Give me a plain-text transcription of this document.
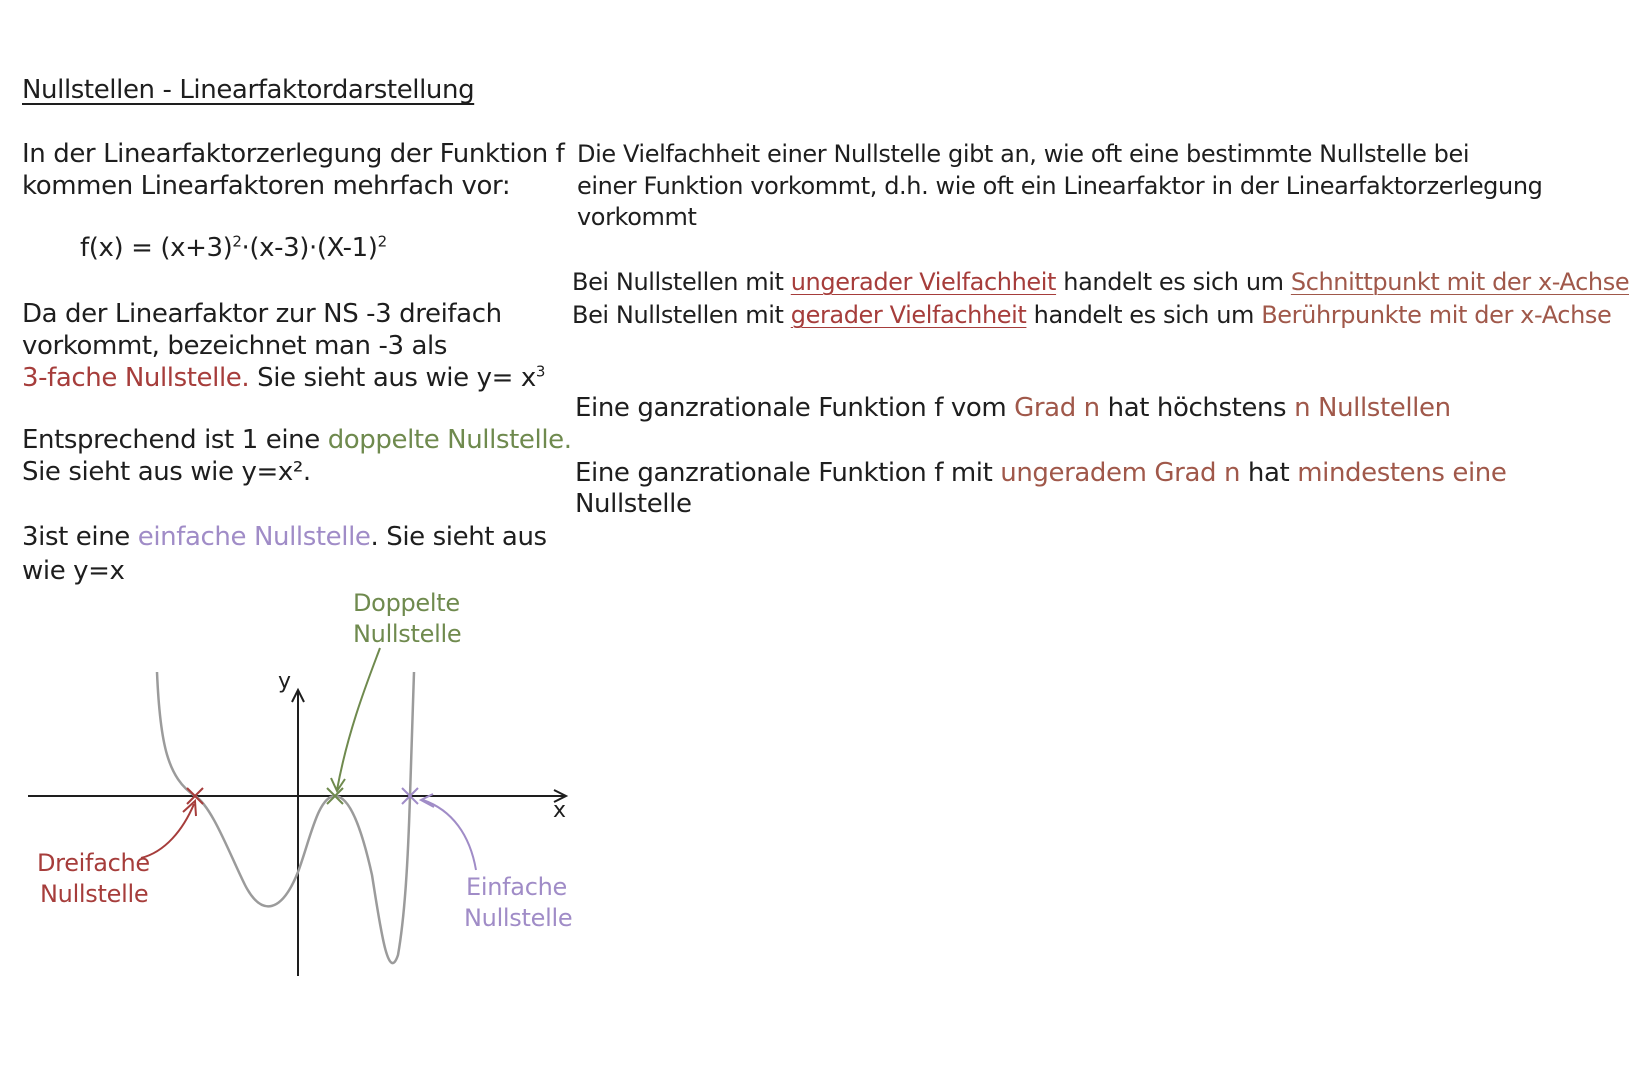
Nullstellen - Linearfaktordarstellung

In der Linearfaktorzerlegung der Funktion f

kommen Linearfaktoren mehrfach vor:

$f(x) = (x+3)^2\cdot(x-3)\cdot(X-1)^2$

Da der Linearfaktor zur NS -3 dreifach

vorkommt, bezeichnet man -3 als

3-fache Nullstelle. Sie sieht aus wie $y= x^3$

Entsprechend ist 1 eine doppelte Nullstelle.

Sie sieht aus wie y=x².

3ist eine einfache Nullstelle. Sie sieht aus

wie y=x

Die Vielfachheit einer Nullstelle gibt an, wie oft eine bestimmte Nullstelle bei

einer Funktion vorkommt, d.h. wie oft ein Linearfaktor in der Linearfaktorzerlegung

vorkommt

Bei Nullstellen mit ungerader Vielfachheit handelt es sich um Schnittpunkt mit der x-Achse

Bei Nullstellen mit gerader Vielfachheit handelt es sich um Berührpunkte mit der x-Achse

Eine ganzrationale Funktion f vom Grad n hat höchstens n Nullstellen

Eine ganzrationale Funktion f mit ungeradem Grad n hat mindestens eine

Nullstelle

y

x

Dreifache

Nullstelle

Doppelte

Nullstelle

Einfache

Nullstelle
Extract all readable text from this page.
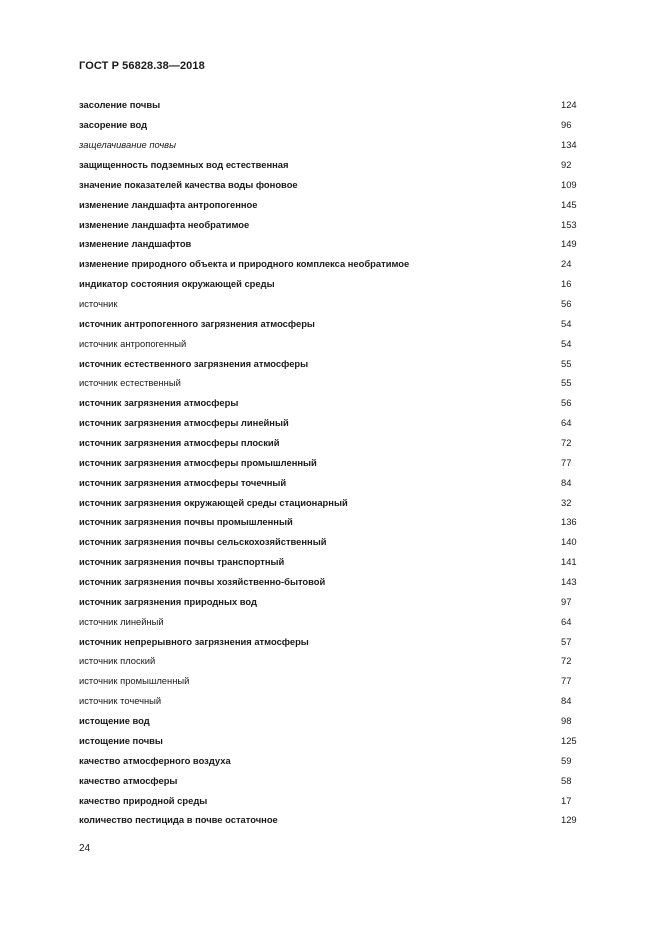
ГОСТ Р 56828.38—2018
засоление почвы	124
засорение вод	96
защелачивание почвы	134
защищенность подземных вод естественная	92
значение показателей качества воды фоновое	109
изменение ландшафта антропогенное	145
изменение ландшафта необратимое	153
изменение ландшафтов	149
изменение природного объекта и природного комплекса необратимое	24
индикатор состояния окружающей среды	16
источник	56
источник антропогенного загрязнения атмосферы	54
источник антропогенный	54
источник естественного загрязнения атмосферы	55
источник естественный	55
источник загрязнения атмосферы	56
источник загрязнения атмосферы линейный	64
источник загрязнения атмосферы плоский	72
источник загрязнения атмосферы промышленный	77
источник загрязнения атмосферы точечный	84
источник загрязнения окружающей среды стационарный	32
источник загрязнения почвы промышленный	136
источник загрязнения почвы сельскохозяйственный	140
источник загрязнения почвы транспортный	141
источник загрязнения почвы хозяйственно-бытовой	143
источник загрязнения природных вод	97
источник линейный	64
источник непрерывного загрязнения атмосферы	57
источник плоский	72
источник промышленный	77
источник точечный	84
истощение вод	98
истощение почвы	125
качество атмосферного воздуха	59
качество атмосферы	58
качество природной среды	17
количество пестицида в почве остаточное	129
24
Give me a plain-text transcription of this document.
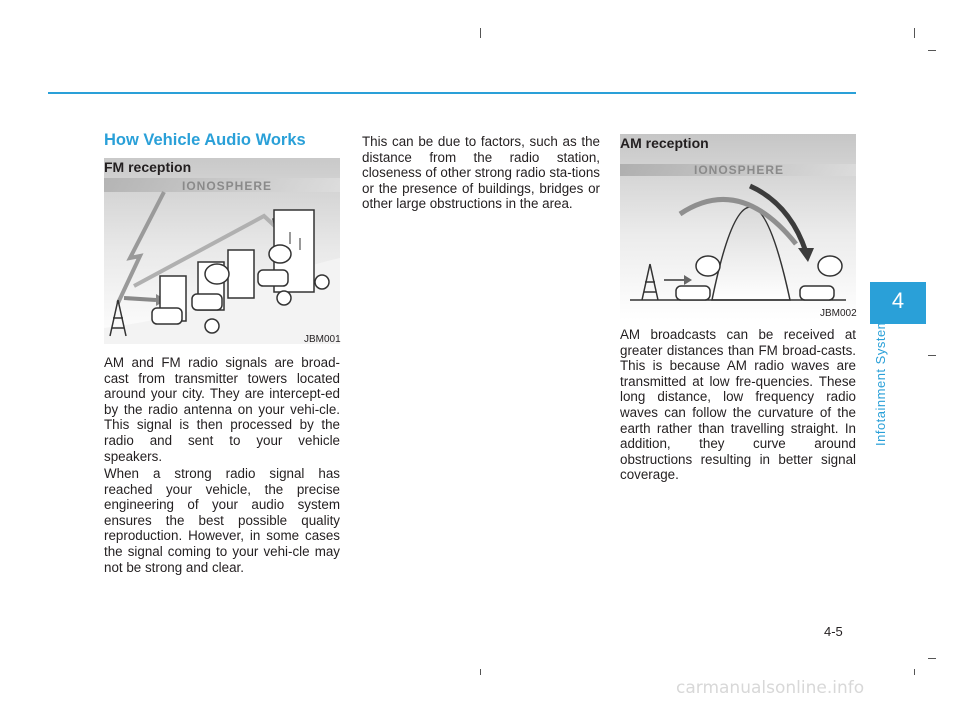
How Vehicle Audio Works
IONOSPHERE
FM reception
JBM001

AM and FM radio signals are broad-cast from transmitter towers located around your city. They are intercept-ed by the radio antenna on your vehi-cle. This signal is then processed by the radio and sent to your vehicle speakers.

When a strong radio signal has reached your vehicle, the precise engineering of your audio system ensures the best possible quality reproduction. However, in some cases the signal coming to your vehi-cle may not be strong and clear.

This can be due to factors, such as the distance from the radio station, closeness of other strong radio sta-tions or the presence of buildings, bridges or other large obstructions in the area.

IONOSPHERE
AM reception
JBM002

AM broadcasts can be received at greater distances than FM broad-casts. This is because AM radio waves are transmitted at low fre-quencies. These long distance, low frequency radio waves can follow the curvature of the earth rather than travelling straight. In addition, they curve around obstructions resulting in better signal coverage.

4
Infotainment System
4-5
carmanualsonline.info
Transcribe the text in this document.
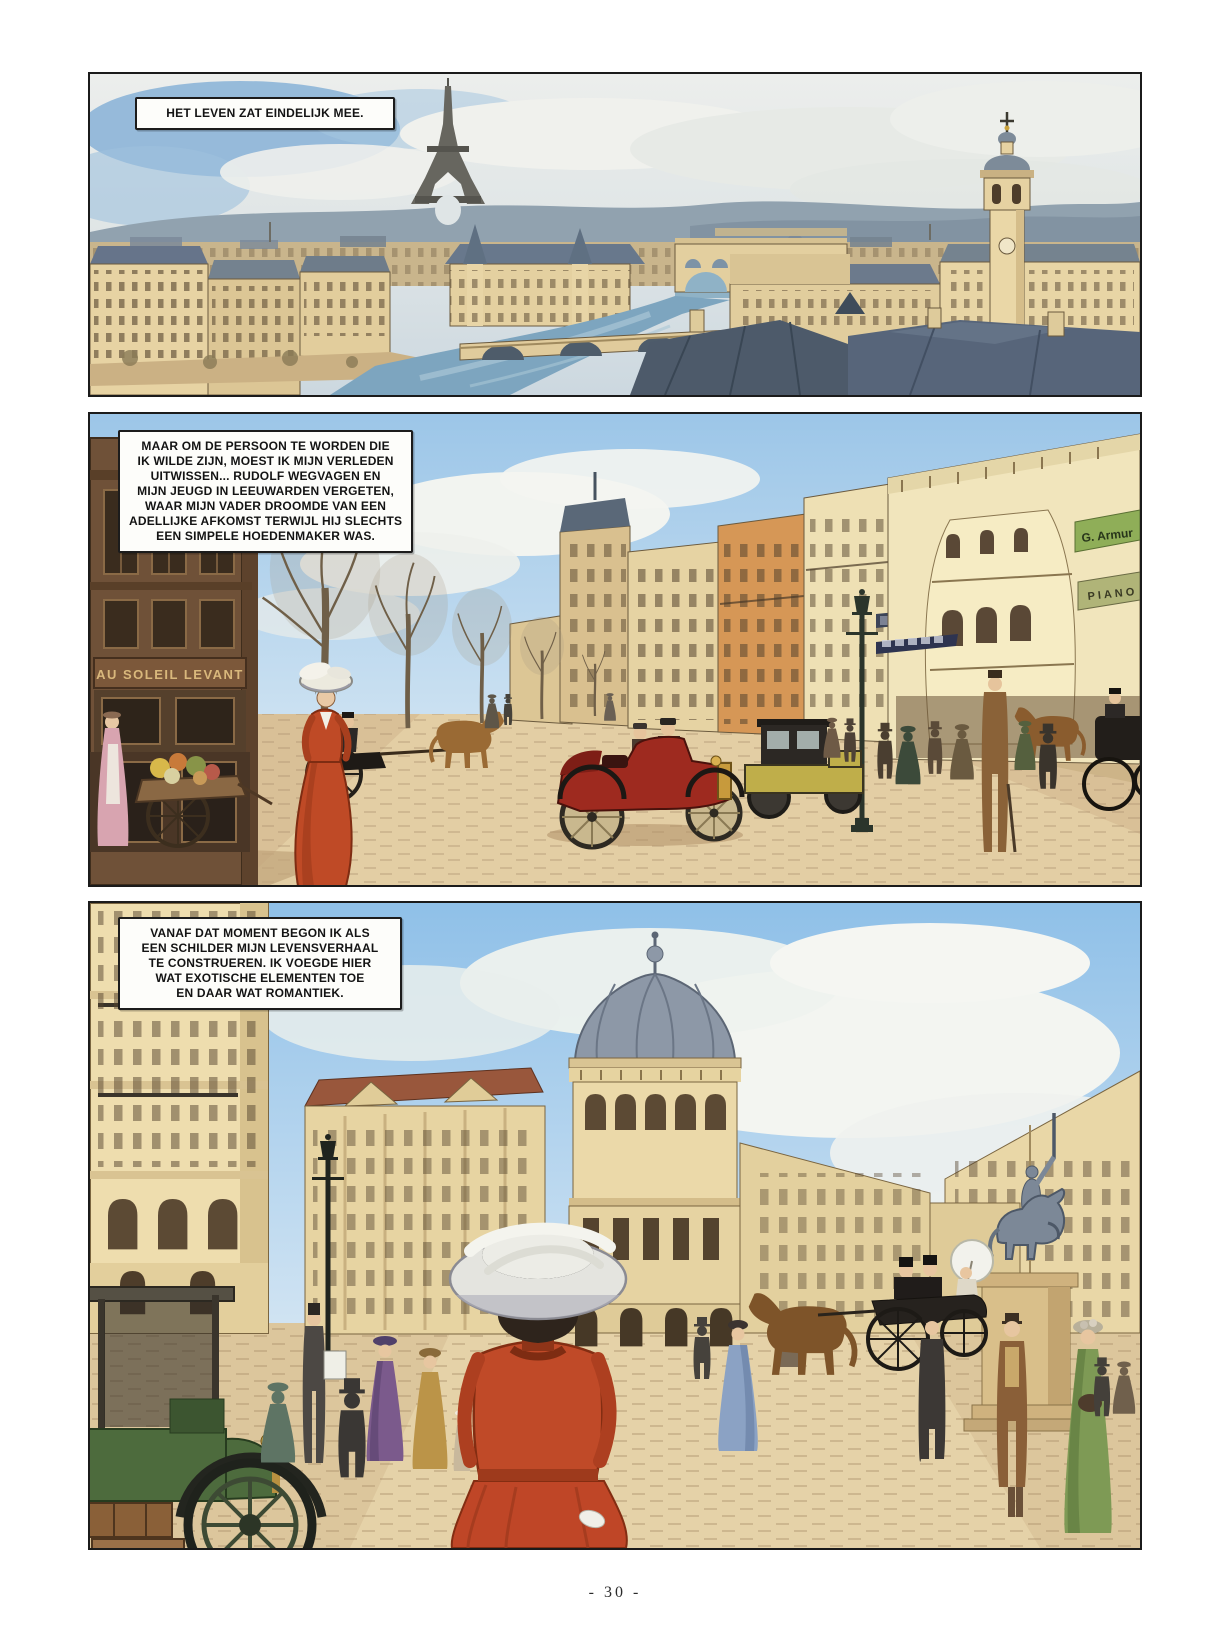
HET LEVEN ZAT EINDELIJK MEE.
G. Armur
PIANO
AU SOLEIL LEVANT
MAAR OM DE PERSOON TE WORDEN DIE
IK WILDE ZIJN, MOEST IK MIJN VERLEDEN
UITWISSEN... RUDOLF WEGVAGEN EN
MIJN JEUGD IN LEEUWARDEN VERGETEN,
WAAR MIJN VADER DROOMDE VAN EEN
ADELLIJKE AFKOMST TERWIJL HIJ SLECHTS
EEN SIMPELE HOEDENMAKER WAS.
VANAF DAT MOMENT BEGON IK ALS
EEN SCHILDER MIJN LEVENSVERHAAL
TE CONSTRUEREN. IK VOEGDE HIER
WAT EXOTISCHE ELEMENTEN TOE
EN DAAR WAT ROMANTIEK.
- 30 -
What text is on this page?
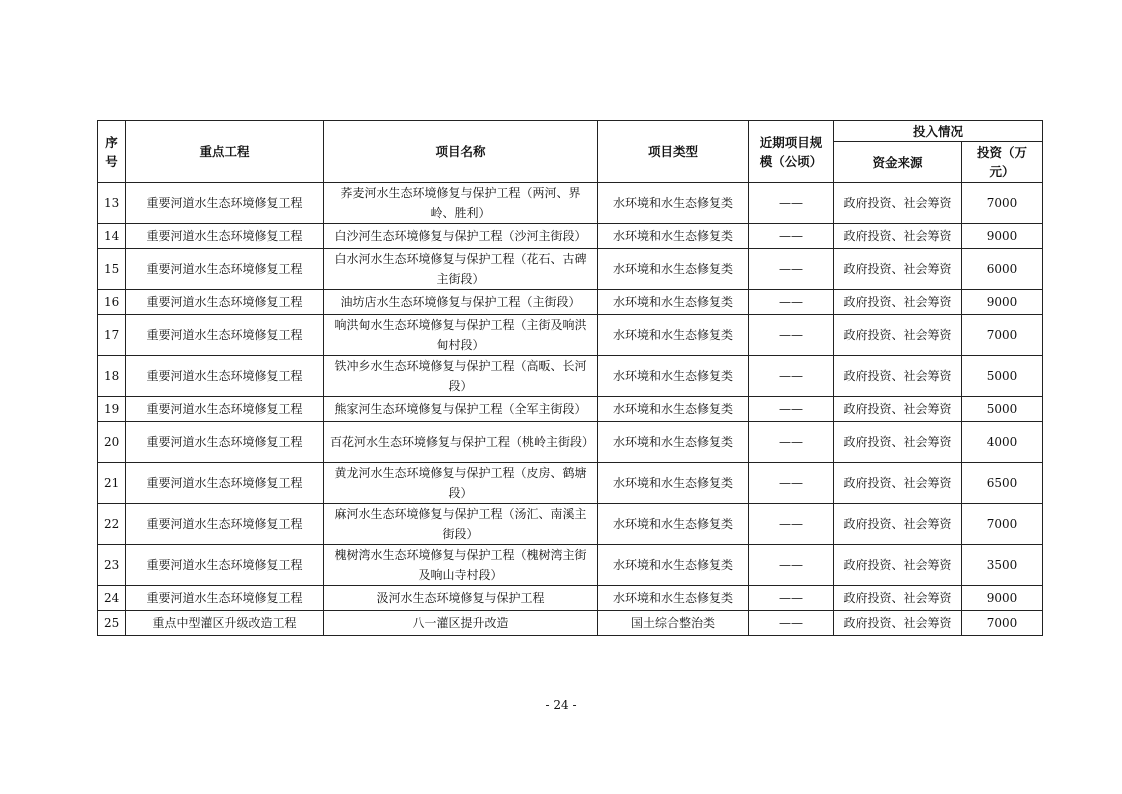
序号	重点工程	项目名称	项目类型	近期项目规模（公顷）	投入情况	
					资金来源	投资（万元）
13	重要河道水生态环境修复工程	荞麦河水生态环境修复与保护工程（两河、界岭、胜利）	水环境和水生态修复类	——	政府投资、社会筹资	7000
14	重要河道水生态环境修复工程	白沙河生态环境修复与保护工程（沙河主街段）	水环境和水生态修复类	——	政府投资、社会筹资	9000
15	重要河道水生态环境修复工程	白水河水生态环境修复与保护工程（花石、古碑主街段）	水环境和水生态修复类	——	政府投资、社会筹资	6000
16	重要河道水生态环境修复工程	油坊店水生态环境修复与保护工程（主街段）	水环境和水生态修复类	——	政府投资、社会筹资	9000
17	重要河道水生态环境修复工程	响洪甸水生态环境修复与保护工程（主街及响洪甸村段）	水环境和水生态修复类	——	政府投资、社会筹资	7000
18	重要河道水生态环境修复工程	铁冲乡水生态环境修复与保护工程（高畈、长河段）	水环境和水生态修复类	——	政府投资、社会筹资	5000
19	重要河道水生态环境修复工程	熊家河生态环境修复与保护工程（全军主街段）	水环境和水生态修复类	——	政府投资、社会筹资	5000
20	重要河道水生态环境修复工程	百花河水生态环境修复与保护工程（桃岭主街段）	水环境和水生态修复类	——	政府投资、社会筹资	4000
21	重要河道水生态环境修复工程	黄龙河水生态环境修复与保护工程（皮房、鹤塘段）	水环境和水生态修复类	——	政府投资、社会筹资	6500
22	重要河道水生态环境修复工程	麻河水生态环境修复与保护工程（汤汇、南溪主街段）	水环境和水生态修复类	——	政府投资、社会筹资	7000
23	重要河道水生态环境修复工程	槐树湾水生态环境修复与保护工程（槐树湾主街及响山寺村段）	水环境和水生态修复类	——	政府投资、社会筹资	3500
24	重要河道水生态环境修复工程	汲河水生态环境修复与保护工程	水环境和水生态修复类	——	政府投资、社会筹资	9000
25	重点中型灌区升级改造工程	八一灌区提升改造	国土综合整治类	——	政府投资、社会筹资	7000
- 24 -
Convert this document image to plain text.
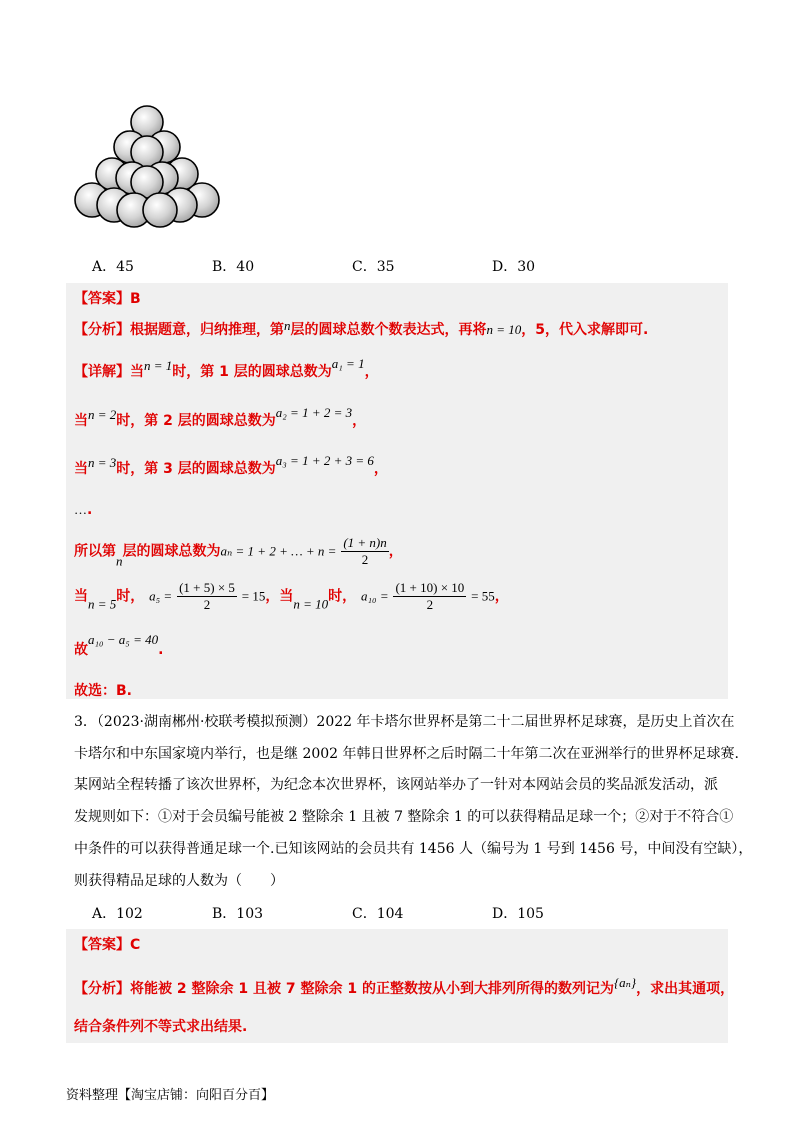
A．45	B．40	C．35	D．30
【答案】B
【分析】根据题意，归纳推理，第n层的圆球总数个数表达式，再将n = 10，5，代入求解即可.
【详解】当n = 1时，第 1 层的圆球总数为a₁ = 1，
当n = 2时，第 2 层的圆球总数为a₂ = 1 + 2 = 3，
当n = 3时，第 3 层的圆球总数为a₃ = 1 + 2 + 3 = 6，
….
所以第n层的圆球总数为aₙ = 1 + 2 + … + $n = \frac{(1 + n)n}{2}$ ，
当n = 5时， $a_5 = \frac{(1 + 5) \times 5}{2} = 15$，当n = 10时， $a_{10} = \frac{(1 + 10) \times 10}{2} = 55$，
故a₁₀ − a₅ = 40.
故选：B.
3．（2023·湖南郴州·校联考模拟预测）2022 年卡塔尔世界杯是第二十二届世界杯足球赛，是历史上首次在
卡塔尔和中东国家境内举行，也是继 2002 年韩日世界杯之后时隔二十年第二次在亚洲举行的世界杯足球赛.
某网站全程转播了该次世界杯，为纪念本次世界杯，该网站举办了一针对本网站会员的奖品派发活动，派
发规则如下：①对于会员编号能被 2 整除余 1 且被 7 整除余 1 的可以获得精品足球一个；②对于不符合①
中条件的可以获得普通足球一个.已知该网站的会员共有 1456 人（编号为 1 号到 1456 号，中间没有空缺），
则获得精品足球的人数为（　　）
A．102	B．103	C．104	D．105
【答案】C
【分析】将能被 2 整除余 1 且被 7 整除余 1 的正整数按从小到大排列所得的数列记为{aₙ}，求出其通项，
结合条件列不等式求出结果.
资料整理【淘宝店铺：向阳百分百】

────────

__What to produce__.
Copy out each line of the data where the string "from" appears.

__The output__.
Extract all readable text from this page.
AM and FM radio signals are broad-cast from transmitter towers located around your city. They are intercept-ed by the radio antenna on your vehi-cle. This signal is then processed by the radio and sent to your vehicle speakers.
This can be due to factors, such as the distance from the radio station, closeness of other strong radio sta-tions or the presence of buildings, bridges or other large obstructions in the area.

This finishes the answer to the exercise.